(Information supplied)
# # #
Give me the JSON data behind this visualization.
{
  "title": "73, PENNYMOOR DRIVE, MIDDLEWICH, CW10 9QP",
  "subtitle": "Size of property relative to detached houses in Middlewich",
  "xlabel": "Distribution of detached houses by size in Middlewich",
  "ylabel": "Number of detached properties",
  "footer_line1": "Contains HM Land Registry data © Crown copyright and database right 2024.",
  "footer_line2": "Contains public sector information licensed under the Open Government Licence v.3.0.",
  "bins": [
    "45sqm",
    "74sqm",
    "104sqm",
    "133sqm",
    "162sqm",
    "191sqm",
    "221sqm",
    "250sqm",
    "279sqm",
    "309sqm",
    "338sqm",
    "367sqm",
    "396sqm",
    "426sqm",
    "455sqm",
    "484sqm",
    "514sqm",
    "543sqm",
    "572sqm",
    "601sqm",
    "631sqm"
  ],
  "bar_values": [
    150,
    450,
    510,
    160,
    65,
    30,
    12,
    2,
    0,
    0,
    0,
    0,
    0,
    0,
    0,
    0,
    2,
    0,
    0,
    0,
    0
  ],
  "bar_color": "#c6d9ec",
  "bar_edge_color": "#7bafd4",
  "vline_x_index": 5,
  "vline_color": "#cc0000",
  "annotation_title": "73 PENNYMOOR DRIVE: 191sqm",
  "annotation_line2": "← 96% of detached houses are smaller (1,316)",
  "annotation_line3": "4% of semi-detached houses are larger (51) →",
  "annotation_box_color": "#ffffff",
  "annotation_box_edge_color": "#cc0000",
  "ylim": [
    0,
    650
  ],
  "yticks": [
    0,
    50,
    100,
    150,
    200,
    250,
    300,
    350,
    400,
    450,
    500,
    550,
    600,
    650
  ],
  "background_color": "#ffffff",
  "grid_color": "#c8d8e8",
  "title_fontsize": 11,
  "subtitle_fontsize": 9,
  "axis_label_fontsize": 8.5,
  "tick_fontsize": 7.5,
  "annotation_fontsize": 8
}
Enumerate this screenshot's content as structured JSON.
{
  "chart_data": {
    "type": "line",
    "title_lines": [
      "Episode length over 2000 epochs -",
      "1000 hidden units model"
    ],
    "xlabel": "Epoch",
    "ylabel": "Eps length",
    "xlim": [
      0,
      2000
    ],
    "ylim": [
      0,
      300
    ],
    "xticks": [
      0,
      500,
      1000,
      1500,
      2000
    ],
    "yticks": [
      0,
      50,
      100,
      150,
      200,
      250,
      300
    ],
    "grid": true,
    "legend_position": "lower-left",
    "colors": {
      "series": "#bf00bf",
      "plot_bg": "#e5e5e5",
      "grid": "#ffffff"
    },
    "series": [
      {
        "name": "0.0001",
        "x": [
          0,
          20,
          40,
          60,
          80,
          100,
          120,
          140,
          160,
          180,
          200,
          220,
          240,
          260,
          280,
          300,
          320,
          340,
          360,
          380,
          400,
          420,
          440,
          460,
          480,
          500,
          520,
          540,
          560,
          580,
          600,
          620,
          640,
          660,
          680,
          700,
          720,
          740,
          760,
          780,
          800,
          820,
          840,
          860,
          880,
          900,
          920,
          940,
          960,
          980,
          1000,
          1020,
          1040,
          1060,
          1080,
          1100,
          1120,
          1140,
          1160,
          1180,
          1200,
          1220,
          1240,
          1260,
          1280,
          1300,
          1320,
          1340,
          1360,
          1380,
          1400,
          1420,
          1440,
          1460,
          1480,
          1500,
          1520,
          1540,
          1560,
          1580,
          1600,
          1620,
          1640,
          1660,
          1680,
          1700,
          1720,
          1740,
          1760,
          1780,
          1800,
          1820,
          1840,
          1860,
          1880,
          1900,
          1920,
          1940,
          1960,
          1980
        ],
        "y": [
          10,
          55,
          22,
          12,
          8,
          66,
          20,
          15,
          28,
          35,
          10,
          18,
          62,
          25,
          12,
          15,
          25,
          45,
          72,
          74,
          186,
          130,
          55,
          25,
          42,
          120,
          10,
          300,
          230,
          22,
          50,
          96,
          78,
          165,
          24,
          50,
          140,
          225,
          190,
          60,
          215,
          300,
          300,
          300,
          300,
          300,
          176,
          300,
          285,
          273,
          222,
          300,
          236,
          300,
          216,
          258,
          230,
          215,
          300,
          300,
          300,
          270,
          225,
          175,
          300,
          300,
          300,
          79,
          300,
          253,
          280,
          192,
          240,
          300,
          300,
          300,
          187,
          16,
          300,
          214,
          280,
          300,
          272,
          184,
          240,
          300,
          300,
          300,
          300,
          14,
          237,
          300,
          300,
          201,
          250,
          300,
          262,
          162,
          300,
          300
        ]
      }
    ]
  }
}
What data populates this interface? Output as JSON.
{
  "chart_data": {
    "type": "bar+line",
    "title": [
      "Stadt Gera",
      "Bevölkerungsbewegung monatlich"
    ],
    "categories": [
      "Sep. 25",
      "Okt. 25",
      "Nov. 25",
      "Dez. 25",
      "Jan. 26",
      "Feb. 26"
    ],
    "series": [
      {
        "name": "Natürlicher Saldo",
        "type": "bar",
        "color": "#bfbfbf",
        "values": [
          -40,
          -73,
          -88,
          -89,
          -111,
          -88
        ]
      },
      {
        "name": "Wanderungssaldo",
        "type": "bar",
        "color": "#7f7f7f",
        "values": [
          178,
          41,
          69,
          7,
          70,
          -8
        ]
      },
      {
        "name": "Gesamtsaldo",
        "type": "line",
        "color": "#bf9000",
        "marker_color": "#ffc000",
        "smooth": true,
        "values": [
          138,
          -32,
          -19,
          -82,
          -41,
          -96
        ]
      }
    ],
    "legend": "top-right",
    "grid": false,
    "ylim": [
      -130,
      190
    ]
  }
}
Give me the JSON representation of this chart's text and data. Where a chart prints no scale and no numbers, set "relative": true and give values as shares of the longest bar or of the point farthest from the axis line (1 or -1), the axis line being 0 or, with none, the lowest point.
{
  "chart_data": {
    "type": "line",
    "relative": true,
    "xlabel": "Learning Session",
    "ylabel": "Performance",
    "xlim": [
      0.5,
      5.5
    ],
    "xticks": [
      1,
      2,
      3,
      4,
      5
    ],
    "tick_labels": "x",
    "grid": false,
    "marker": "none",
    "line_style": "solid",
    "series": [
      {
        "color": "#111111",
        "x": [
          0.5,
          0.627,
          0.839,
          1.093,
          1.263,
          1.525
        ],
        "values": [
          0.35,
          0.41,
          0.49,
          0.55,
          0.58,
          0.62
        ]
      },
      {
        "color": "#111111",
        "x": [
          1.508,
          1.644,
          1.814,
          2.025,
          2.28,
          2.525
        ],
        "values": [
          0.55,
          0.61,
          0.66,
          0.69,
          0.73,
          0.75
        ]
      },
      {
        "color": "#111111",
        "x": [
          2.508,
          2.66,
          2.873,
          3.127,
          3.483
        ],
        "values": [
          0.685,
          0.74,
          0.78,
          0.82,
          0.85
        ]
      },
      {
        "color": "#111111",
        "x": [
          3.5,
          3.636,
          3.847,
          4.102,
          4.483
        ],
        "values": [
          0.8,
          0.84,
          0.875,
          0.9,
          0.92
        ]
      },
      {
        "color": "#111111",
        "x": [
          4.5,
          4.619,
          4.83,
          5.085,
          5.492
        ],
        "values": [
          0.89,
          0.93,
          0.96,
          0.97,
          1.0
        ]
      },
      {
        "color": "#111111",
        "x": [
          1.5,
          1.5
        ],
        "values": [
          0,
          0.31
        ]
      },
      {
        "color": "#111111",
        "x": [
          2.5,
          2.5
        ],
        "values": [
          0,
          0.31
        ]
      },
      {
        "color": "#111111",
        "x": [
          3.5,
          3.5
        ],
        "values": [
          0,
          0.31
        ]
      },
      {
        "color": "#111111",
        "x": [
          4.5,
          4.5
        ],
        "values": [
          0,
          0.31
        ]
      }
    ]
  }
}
# # #
(Given request)
Return all lines of the material above in which the word "Contains" occurs.

(Solution to this problem)
  "footer_line1": "Contains HM Land Registry data © Crown copyright and database right 2024.",
  "footer_line2": "Contains public sector information licensed under the Open Government Licence v.3.0.",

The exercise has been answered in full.